_SET PROBLEM_
Give the entries again, word for word.

_DATA EXTRACT_

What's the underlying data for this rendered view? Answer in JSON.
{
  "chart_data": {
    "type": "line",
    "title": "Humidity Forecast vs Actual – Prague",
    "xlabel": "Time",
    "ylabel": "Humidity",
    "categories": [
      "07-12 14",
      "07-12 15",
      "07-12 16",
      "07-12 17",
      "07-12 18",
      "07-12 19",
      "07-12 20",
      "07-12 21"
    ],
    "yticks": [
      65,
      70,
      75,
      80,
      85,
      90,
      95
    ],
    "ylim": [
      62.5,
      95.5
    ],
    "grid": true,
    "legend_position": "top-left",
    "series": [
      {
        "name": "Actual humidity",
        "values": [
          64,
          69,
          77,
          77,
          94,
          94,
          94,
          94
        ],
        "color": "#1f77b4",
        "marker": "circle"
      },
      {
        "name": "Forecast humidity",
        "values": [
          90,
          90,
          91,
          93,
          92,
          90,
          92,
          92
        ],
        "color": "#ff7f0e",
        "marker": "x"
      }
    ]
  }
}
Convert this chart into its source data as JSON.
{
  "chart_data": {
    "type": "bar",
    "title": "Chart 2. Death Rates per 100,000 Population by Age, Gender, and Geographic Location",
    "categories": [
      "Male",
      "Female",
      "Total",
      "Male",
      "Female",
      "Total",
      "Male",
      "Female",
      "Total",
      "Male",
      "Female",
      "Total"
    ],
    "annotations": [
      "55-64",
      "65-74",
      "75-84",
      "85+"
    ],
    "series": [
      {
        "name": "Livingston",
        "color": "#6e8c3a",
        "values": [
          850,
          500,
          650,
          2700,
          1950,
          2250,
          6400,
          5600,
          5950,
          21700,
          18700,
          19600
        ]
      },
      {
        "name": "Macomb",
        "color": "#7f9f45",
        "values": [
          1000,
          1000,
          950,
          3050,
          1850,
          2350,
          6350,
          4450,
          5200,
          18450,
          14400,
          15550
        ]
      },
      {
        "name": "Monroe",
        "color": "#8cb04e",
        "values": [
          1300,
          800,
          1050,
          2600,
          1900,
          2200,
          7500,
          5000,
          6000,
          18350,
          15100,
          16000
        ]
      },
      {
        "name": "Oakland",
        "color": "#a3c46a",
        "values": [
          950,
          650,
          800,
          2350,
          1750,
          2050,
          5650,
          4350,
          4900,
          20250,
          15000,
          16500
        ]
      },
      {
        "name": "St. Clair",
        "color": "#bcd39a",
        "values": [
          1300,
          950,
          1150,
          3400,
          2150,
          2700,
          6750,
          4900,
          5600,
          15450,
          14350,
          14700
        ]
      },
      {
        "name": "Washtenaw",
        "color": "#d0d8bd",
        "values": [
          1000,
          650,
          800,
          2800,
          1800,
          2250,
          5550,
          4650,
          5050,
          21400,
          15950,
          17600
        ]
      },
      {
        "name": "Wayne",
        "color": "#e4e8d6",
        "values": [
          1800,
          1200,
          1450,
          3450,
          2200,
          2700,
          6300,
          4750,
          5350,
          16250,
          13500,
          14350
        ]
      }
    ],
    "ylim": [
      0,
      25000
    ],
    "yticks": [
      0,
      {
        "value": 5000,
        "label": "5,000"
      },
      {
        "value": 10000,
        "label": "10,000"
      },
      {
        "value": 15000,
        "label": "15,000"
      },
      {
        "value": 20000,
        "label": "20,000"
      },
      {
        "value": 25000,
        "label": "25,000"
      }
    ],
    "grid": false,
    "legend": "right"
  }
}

_EXERCISE SOLUTION_
What's the underlying data for this rendered view? Answer in JSON.
{
  "chart_data": {
    "type": "line",
    "title": "Humidity Forecast vs Actual – Prague",
    "xlabel": "Time",
    "ylabel": "Humidity",
    "categories": [
      "07-12 14",
      "07-12 15",
      "07-12 16",
      "07-12 17",
      "07-12 18",
      "07-12 19",
      "07-12 20",
      "07-12 21"
    ],
    "yticks": [
      65,
      70,
      75,
      80,
      85,
      90,
      95
    ],
    "ylim": [
      62.5,
      95.5
    ],
    "grid": true,
    "legend_position": "top-left",
    "series": [
      {
        "name": "Actual humidity",
        "values": [
          64,
          69,
          77,
          77,
          94,
          94,
          94,
          94
        ],
        "color": "#1f77b4",
        "marker": "circle"
      },
      {
        "name": "Forecast humidity",
        "values": [
          90,
          90,
          91,
          93,
          92,
          90,
          92,
          92
        ],
        "color": "#ff7f0e",
        "marker": "x"
      }
    ]
  }
}
Convert this chart into its source data as JSON.
{
  "chart_data": {
    "type": "bar",
    "title": "Chart 2. Death Rates per 100,000 Population by Age, Gender, and Geographic Location",
    "categories": [
      "Male",
      "Female",
      "Total",
      "Male",
      "Female",
      "Total",
      "Male",
      "Female",
      "Total",
      "Male",
      "Female",
      "Total"
    ],
    "annotations": [
      "55-64",
      "65-74",
      "75-84",
      "85+"
    ],
    "series": [
      {
        "name": "Livingston",
        "color": "#6e8c3a",
        "values": [
          850,
          500,
          650,
          2700,
          1950,
          2250,
          6400,
          5600,
          5950,
          21700,
          18700,
          19600
        ]
      },
      {
        "name": "Macomb",
        "color": "#7f9f45",
        "values": [
          1000,
          1000,
          950,
          3050,
          1850,
          2350,
          6350,
          4450,
          5200,
          18450,
          14400,
          15550
        ]
      },
      {
        "name": "Monroe",
        "color": "#8cb04e",
        "values": [
          1300,
          800,
          1050,
          2600,
          1900,
          2200,
          7500,
          5000,
          6000,
          18350,
          15100,
          16000
        ]
      },
      {
        "name": "Oakland",
        "color": "#a3c46a",
        "values": [
          950,
          650,
          800,
          2350,
          1750,
          2050,
          5650,
          4350,
          4900,
          20250,
          15000,
          16500
        ]
      },
      {
        "name": "St. Clair",
        "color": "#bcd39a",
        "values": [
          1300,
          950,
          1150,
          3400,
          2150,
          2700,
          6750,
          4900,
          5600,
          15450,
          14350,
          14700
        ]
      },
      {
        "name": "Washtenaw",
        "color": "#d0d8bd",
        "values": [
          1000,
          650,
          800,
          2800,
          1800,
          2250,
          5550,
          4650,
          5050,
          21400,
          15950,
          17600
        ]
      },
      {
        "name": "Wayne",
        "color": "#e4e8d6",
        "values": [
          1800,
          1200,
          1450,
          3450,
          2200,
          2700,
          6300,
          4750,
          5350,
          16250,
          13500,
          14350
        ]
      }
    ],
    "ylim": [
      0,
      25000
    ],
    "yticks": [
      0,
      {
        "value": 5000,
        "label": "5,000"
      },
      {
        "value": 10000,
        "label": "10,000"
      },
      {
        "value": 15000,
        "label": "15,000"
      },
      {
        "value": 20000,
        "label": "20,000"
      },
      {
        "value": 25000,
        "label": "25,000"
      }
    ],
    "grid": false,
    "legend": "right"
  }
}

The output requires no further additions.